- [YOUR GOAL]: From the entries below, please gather each line containing the string "retention".

- [MATERIAL FOR THIS TASK]:
....................
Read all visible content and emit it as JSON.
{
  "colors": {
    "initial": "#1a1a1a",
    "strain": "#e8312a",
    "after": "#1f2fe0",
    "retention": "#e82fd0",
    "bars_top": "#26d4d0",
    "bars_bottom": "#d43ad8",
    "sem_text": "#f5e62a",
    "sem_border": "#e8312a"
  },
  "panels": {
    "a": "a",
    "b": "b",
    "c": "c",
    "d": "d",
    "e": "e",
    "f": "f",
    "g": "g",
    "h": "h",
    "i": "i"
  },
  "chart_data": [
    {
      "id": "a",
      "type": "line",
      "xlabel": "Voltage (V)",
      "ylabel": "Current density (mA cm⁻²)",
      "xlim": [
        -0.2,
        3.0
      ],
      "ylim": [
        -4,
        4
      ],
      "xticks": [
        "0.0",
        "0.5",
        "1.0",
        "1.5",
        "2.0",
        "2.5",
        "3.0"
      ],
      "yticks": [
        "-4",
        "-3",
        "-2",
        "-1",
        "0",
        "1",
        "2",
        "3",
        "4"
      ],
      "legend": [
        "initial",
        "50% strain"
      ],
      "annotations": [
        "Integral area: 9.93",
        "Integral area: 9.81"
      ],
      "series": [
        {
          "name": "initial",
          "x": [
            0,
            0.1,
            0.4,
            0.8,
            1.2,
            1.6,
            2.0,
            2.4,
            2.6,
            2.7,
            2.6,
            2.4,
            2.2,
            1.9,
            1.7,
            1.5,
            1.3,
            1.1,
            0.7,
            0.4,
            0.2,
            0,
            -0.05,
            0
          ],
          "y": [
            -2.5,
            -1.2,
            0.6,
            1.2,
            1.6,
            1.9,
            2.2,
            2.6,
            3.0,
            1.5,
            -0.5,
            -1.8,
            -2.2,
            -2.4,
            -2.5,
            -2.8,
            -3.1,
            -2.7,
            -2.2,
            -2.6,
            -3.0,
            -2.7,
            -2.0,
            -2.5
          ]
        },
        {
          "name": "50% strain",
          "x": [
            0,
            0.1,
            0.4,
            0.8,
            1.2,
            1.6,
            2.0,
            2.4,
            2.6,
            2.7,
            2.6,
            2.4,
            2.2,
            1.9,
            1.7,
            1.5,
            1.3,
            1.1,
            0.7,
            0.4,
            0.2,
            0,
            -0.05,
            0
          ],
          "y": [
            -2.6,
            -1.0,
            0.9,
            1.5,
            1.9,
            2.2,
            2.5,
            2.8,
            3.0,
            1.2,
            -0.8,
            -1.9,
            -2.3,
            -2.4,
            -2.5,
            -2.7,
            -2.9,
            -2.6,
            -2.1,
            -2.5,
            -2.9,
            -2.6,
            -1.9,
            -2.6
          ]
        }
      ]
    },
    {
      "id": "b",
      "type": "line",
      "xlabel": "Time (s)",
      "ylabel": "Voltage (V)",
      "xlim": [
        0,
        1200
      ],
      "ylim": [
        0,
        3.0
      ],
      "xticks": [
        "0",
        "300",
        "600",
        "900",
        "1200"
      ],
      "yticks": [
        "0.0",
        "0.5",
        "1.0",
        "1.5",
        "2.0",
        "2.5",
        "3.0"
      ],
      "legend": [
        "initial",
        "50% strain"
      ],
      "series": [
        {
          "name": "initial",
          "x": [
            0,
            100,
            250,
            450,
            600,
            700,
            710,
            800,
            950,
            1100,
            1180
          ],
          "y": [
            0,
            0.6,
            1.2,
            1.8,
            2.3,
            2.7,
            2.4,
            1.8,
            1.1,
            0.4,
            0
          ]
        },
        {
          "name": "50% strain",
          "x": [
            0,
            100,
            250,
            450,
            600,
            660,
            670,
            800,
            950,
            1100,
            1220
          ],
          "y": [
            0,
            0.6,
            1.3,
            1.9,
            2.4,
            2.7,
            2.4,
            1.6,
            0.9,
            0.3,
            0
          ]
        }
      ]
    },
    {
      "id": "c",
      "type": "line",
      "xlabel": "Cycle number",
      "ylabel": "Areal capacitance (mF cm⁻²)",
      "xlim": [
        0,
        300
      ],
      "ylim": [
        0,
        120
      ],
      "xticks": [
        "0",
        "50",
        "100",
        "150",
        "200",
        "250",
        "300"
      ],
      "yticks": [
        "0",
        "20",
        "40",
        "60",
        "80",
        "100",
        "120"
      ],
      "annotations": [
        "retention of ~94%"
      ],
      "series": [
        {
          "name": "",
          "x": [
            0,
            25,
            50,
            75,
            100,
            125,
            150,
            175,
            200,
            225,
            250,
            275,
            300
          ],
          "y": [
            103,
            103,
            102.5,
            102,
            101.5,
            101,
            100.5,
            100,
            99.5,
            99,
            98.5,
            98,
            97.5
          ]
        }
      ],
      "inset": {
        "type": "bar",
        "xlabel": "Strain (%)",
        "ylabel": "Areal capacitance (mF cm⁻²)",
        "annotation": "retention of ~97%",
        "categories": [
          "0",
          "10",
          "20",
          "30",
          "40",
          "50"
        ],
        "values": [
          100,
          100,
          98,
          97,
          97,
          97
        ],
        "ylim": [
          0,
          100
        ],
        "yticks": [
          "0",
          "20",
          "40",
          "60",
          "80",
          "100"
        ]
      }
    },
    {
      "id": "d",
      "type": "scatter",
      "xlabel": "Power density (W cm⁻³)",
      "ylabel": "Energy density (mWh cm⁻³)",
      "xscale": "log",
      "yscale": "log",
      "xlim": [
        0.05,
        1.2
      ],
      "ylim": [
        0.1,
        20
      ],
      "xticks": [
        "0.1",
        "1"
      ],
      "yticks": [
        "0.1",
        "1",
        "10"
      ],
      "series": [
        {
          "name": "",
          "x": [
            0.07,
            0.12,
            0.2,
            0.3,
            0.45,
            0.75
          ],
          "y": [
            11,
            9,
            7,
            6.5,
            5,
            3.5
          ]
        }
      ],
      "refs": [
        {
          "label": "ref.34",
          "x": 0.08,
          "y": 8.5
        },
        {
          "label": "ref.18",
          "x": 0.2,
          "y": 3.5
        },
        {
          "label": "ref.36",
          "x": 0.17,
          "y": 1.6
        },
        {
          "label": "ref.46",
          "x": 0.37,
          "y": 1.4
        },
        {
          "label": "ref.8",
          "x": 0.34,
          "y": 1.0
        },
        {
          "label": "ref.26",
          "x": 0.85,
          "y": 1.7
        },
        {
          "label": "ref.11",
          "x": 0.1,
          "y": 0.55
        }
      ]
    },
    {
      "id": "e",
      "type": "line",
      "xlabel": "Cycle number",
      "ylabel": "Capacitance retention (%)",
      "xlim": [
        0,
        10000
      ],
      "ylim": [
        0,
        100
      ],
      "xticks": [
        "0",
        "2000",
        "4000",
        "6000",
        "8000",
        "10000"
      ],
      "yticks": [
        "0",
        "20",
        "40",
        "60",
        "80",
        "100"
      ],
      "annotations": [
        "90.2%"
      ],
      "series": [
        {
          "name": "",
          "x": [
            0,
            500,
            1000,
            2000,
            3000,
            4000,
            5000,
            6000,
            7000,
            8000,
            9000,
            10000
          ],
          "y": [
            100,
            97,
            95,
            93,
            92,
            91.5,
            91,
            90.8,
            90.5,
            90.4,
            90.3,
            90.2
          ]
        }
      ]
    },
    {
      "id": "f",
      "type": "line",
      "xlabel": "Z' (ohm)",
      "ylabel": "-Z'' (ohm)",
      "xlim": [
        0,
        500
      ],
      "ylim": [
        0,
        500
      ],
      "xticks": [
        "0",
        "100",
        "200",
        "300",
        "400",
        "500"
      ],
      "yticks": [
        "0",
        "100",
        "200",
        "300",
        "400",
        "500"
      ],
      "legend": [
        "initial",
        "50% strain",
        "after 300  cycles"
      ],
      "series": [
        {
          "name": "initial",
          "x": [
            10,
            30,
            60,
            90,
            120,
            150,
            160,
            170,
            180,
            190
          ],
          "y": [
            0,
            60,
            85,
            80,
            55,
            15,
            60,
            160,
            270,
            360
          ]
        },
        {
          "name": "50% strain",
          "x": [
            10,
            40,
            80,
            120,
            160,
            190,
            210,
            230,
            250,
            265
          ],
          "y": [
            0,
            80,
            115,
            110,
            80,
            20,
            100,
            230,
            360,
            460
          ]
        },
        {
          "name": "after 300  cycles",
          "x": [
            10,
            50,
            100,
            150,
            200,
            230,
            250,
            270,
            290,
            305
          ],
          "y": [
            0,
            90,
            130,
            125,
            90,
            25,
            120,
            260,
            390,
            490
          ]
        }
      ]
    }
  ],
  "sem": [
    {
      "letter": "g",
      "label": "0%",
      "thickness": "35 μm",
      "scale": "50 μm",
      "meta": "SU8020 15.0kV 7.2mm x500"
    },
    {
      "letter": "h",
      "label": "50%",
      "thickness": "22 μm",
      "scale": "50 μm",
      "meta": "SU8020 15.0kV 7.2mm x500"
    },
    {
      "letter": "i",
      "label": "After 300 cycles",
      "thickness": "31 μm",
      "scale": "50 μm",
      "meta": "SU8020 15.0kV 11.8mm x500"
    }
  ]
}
....................
- [THE REPLY]:
    "retention": "#e82fd0",
        "retention of ~94%"
        "annotation": "retention of ~97%",
      "ylabel": "Capacitance retention (%)",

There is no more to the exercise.